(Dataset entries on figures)
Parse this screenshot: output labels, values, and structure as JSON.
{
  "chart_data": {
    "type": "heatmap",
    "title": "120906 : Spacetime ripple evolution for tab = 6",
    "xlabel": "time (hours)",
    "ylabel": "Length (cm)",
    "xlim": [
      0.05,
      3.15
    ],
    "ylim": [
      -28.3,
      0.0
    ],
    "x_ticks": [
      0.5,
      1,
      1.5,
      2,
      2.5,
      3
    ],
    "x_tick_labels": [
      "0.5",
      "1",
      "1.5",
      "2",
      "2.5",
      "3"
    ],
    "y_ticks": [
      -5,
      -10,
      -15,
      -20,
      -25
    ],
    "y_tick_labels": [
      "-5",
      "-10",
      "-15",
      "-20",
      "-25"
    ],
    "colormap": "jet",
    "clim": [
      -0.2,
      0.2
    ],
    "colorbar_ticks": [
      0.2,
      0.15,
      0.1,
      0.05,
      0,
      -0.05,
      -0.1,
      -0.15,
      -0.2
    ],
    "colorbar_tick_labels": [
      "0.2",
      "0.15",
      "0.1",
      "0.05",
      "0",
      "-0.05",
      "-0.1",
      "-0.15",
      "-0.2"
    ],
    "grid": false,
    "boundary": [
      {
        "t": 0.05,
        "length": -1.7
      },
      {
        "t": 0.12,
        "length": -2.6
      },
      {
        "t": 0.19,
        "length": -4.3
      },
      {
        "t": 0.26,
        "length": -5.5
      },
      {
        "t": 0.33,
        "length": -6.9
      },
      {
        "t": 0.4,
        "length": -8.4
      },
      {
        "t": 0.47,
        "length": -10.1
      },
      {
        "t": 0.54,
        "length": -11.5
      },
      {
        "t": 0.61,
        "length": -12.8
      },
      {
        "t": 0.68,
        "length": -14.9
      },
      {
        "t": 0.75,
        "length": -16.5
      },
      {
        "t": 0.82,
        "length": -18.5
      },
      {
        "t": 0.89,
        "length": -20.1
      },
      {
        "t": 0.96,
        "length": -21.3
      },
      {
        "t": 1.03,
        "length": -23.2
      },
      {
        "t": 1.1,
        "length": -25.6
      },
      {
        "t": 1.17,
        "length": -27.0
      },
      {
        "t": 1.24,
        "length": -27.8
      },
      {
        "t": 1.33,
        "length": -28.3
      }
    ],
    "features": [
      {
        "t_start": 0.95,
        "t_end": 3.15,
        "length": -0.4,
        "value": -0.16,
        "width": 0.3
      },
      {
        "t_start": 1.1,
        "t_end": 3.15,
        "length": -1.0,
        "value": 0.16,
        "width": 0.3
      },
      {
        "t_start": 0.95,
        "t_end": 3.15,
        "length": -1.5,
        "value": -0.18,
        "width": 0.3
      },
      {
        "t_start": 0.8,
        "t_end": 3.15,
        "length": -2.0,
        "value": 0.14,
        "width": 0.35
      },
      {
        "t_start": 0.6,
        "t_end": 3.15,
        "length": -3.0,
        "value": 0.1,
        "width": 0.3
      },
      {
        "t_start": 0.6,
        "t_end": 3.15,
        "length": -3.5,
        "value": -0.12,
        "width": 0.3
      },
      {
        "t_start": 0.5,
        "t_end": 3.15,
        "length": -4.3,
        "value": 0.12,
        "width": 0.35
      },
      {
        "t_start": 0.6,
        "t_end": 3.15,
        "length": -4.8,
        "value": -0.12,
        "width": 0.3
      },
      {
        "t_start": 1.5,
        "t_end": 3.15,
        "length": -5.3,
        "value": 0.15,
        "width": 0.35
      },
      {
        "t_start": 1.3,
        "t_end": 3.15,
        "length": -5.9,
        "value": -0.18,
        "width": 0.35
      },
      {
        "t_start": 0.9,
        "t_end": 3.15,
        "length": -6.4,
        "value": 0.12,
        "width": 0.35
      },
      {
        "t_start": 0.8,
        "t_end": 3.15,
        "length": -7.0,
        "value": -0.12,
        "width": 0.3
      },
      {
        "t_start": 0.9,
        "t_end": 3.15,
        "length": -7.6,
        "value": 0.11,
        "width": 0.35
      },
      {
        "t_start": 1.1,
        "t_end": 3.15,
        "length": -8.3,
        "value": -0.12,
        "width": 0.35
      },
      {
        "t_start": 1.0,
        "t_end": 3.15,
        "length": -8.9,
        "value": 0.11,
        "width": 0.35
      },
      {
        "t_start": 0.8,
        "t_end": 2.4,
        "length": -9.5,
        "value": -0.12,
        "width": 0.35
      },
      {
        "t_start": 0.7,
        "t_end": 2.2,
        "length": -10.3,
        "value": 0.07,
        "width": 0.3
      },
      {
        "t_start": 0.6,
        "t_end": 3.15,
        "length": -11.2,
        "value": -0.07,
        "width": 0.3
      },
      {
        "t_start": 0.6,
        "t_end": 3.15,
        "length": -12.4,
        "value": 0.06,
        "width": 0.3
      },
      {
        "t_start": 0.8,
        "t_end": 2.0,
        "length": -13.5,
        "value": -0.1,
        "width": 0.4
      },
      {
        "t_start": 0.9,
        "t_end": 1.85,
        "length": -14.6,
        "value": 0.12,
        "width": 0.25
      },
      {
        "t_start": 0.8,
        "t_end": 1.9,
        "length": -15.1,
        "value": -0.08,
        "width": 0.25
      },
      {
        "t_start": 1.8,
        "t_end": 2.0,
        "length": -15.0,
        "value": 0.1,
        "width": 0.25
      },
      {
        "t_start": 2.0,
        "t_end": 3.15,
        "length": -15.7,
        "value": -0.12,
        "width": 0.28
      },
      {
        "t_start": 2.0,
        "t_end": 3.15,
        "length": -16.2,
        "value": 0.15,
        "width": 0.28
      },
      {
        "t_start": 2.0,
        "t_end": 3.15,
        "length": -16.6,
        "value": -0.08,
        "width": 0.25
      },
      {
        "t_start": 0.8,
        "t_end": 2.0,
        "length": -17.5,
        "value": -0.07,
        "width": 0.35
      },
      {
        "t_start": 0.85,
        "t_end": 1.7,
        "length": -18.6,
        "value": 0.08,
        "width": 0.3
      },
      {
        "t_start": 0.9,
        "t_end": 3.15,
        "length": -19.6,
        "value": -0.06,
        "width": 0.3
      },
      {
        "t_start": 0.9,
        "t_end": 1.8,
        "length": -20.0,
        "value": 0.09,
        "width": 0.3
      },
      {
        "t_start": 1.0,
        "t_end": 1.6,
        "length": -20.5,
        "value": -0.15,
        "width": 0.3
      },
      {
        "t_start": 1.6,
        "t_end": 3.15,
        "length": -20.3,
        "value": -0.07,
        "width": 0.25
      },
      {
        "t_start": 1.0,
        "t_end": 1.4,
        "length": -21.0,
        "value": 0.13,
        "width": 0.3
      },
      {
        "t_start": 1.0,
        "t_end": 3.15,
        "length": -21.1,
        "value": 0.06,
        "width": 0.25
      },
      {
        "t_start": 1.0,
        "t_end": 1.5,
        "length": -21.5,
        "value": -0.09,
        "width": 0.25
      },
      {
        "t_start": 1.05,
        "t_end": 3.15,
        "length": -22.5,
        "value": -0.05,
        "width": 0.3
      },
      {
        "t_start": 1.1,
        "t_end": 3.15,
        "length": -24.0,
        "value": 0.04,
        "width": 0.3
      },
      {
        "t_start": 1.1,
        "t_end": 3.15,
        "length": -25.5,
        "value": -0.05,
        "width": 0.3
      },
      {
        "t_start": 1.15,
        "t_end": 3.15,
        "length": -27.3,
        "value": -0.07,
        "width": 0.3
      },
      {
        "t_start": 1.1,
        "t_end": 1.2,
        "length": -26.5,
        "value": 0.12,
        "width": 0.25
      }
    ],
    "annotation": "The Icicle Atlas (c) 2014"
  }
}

WHAT YOU SHOULD DO:
Extract each line of the material exactly as it stands.

EXERCISE RESPONSE:
Parse this screenshot: output labels, values, and structure as JSON.
{
  "chart_data": {
    "type": "heatmap",
    "title": "120906 : Spacetime ripple evolution for tab = 6",
    "xlabel": "time (hours)",
    "ylabel": "Length (cm)",
    "xlim": [
      0.05,
      3.15
    ],
    "ylim": [
      -28.3,
      0.0
    ],
    "x_ticks": [
      0.5,
      1,
      1.5,
      2,
      2.5,
      3
    ],
    "x_tick_labels": [
      "0.5",
      "1",
      "1.5",
      "2",
      "2.5",
      "3"
    ],
    "y_ticks": [
      -5,
      -10,
      -15,
      -20,
      -25
    ],
    "y_tick_labels": [
      "-5",
      "-10",
      "-15",
      "-20",
      "-25"
    ],
    "colormap": "jet",
    "clim": [
      -0.2,
      0.2
    ],
    "colorbar_ticks": [
      0.2,
      0.15,
      0.1,
      0.05,
      0,
      -0.05,
      -0.1,
      -0.15,
      -0.2
    ],
    "colorbar_tick_labels": [
      "0.2",
      "0.15",
      "0.1",
      "0.05",
      "0",
      "-0.05",
      "-0.1",
      "-0.15",
      "-0.2"
    ],
    "grid": false,
    "boundary": [
      {
        "t": 0.05,
        "length": -1.7
      },
      {
        "t": 0.12,
        "length": -2.6
      },
      {
        "t": 0.19,
        "length": -4.3
      },
      {
        "t": 0.26,
        "length": -5.5
      },
      {
        "t": 0.33,
        "length": -6.9
      },
      {
        "t": 0.4,
        "length": -8.4
      },
      {
        "t": 0.47,
        "length": -10.1
      },
      {
        "t": 0.54,
        "length": -11.5
      },
      {
        "t": 0.61,
        "length": -12.8
      },
      {
        "t": 0.68,
        "length": -14.9
      },
      {
        "t": 0.75,
        "length": -16.5
      },
      {
        "t": 0.82,
        "length": -18.5
      },
      {
        "t": 0.89,
        "length": -20.1
      },
      {
        "t": 0.96,
        "length": -21.3
      },
      {
        "t": 1.03,
        "length": -23.2
      },
      {
        "t": 1.1,
        "length": -25.6
      },
      {
        "t": 1.17,
        "length": -27.0
      },
      {
        "t": 1.24,
        "length": -27.8
      },
      {
        "t": 1.33,
        "length": -28.3
      }
    ],
    "features": [
      {
        "t_start": 0.95,
        "t_end": 3.15,
        "length": -0.4,
        "value": -0.16,
        "width": 0.3
      },
      {
        "t_start": 1.1,
        "t_end": 3.15,
        "length": -1.0,
        "value": 0.16,
        "width": 0.3
      },
      {
        "t_start": 0.95,
        "t_end": 3.15,
        "length": -1.5,
        "value": -0.18,
        "width": 0.3
      },
      {
        "t_start": 0.8,
        "t_end": 3.15,
        "length": -2.0,
        "value": 0.14,
        "width": 0.35
      },
      {
        "t_start": 0.6,
        "t_end": 3.15,
        "length": -3.0,
        "value": 0.1,
        "width": 0.3
      },
      {
        "t_start": 0.6,
        "t_end": 3.15,
        "length": -3.5,
        "value": -0.12,
        "width": 0.3
      },
      {
        "t_start": 0.5,
        "t_end": 3.15,
        "length": -4.3,
        "value": 0.12,
        "width": 0.35
      },
      {
        "t_start": 0.6,
        "t_end": 3.15,
        "length": -4.8,
        "value": -0.12,
        "width": 0.3
      },
      {
        "t_start": 1.5,
        "t_end": 3.15,
        "length": -5.3,
        "value": 0.15,
        "width": 0.35
      },
      {
        "t_start": 1.3,
        "t_end": 3.15,
        "length": -5.9,
        "value": -0.18,
        "width": 0.35
      },
      {
        "t_start": 0.9,
        "t_end": 3.15,
        "length": -6.4,
        "value": 0.12,
        "width": 0.35
      },
      {
        "t_start": 0.8,
        "t_end": 3.15,
        "length": -7.0,
        "value": -0.12,
        "width": 0.3
      },
      {
        "t_start": 0.9,
        "t_end": 3.15,
        "length": -7.6,
        "value": 0.11,
        "width": 0.35
      },
      {
        "t_start": 1.1,
        "t_end": 3.15,
        "length": -8.3,
        "value": -0.12,
        "width": 0.35
      },
      {
        "t_start": 1.0,
        "t_end": 3.15,
        "length": -8.9,
        "value": 0.11,
        "width": 0.35
      },
      {
        "t_start": 0.8,
        "t_end": 2.4,
        "length": -9.5,
        "value": -0.12,
        "width": 0.35
      },
      {
        "t_start": 0.7,
        "t_end": 2.2,
        "length": -10.3,
        "value": 0.07,
        "width": 0.3
      },
      {
        "t_start": 0.6,
        "t_end": 3.15,
        "length": -11.2,
        "value": -0.07,
        "width": 0.3
      },
      {
        "t_start": 0.6,
        "t_end": 3.15,
        "length": -12.4,
        "value": 0.06,
        "width": 0.3
      },
      {
        "t_start": 0.8,
        "t_end": 2.0,
        "length": -13.5,
        "value": -0.1,
        "width": 0.4
      },
      {
        "t_start": 0.9,
        "t_end": 1.85,
        "length": -14.6,
        "value": 0.12,
        "width": 0.25
      },
      {
        "t_start": 0.8,
        "t_end": 1.9,
        "length": -15.1,
        "value": -0.08,
        "width": 0.25
      },
      {
        "t_start": 1.8,
        "t_end": 2.0,
        "length": -15.0,
        "value": 0.1,
        "width": 0.25
      },
      {
        "t_start": 2.0,
        "t_end": 3.15,
        "length": -15.7,
        "value": -0.12,
        "width": 0.28
      },
      {
        "t_start": 2.0,
        "t_end": 3.15,
        "length": -16.2,
        "value": 0.15,
        "width": 0.28
      },
      {
        "t_start": 2.0,
        "t_end": 3.15,
        "length": -16.6,
        "value": -0.08,
        "width": 0.25
      },
      {
        "t_start": 0.8,
        "t_end": 2.0,
        "length": -17.5,
        "value": -0.07,
        "width": 0.35
      },
      {
        "t_start": 0.85,
        "t_end": 1.7,
        "length": -18.6,
        "value": 0.08,
        "width": 0.3
      },
      {
        "t_start": 0.9,
        "t_end": 3.15,
        "length": -19.6,
        "value": -0.06,
        "width": 0.3
      },
      {
        "t_start": 0.9,
        "t_end": 1.8,
        "length": -20.0,
        "value": 0.09,
        "width": 0.3
      },
      {
        "t_start": 1.0,
        "t_end": 1.6,
        "length": -20.5,
        "value": -0.15,
        "width": 0.3
      },
      {
        "t_start": 1.6,
        "t_end": 3.15,
        "length": -20.3,
        "value": -0.07,
        "width": 0.25
      },
      {
        "t_start": 1.0,
        "t_end": 1.4,
        "length": -21.0,
        "value": 0.13,
        "width": 0.3
      },
      {
        "t_start": 1.0,
        "t_end": 3.15,
        "length": -21.1,
        "value": 0.06,
        "width": 0.25
      },
      {
        "t_start": 1.0,
        "t_end": 1.5,
        "length": -21.5,
        "value": -0.09,
        "width": 0.25
      },
      {
        "t_start": 1.05,
        "t_end": 3.15,
        "length": -22.5,
        "value": -0.05,
        "width": 0.3
      },
      {
        "t_start": 1.1,
        "t_end": 3.15,
        "length": -24.0,
        "value": 0.04,
        "width": 0.3
      },
      {
        "t_start": 1.1,
        "t_end": 3.15,
        "length": -25.5,
        "value": -0.05,
        "width": 0.3
      },
      {
        "t_start": 1.15,
        "t_end": 3.15,
        "length": -27.3,
        "value": -0.07,
        "width": 0.3
      },
      {
        "t_start": 1.1,
        "t_end": 1.2,
        "length": -26.5,
        "value": 0.12,
        "width": 0.25
      }
    ],
    "annotation": "The Icicle Atlas (c) 2014"
  }
}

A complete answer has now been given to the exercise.